### [Data entries]
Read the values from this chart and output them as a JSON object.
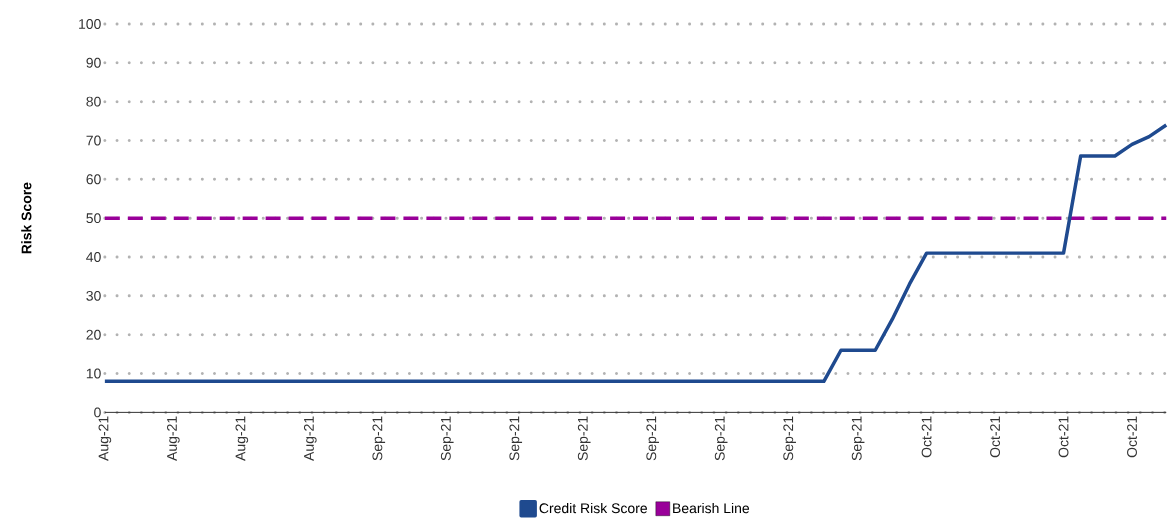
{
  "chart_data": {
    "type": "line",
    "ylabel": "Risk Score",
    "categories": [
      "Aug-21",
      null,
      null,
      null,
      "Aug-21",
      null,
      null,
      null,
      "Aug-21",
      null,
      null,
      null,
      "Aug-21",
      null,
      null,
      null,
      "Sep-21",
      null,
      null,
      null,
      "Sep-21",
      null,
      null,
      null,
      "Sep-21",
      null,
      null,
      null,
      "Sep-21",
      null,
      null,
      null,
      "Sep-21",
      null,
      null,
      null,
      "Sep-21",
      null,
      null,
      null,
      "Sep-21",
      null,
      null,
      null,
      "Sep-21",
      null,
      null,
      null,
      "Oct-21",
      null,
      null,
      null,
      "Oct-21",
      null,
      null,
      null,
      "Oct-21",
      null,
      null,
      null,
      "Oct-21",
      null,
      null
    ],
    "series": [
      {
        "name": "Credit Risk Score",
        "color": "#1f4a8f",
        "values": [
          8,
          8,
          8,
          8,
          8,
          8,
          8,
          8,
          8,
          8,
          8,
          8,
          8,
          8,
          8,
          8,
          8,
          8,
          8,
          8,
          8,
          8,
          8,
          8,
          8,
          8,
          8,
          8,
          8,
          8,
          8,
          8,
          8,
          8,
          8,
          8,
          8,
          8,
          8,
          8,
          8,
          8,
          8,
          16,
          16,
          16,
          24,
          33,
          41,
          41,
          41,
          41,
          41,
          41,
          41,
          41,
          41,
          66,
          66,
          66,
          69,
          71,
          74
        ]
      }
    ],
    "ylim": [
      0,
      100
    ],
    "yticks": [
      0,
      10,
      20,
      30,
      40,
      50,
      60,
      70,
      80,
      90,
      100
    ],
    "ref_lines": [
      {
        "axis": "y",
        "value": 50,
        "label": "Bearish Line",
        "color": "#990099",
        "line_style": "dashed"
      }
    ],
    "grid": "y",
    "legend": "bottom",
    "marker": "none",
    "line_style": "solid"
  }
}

### [Task prompt]
Extract all the data above exactly, excluding every picture.

### [Exercise response]
Read the values from this chart and output them as a JSON object.
{
  "chart_data": {
    "type": "line",
    "ylabel": "Risk Score",
    "categories": [
      "Aug-21",
      null,
      null,
      null,
      "Aug-21",
      null,
      null,
      null,
      "Aug-21",
      null,
      null,
      null,
      "Aug-21",
      null,
      null,
      null,
      "Sep-21",
      null,
      null,
      null,
      "Sep-21",
      null,
      null,
      null,
      "Sep-21",
      null,
      null,
      null,
      "Sep-21",
      null,
      null,
      null,
      "Sep-21",
      null,
      null,
      null,
      "Sep-21",
      null,
      null,
      null,
      "Sep-21",
      null,
      null,
      null,
      "Sep-21",
      null,
      null,
      null,
      "Oct-21",
      null,
      null,
      null,
      "Oct-21",
      null,
      null,
      null,
      "Oct-21",
      null,
      null,
      null,
      "Oct-21",
      null,
      null
    ],
    "series": [
      {
        "name": "Credit Risk Score",
        "color": "#1f4a8f",
        "values": [
          8,
          8,
          8,
          8,
          8,
          8,
          8,
          8,
          8,
          8,
          8,
          8,
          8,
          8,
          8,
          8,
          8,
          8,
          8,
          8,
          8,
          8,
          8,
          8,
          8,
          8,
          8,
          8,
          8,
          8,
          8,
          8,
          8,
          8,
          8,
          8,
          8,
          8,
          8,
          8,
          8,
          8,
          8,
          16,
          16,
          16,
          24,
          33,
          41,
          41,
          41,
          41,
          41,
          41,
          41,
          41,
          41,
          66,
          66,
          66,
          69,
          71,
          74
        ]
      }
    ],
    "ylim": [
      0,
      100
    ],
    "yticks": [
      0,
      10,
      20,
      30,
      40,
      50,
      60,
      70,
      80,
      90,
      100
    ],
    "ref_lines": [
      {
        "axis": "y",
        "value": 50,
        "label": "Bearish Line",
        "color": "#990099",
        "line_style": "dashed"
      }
    ],
    "grid": "y",
    "legend": "bottom",
    "marker": "none",
    "line_style": "solid"
  }
}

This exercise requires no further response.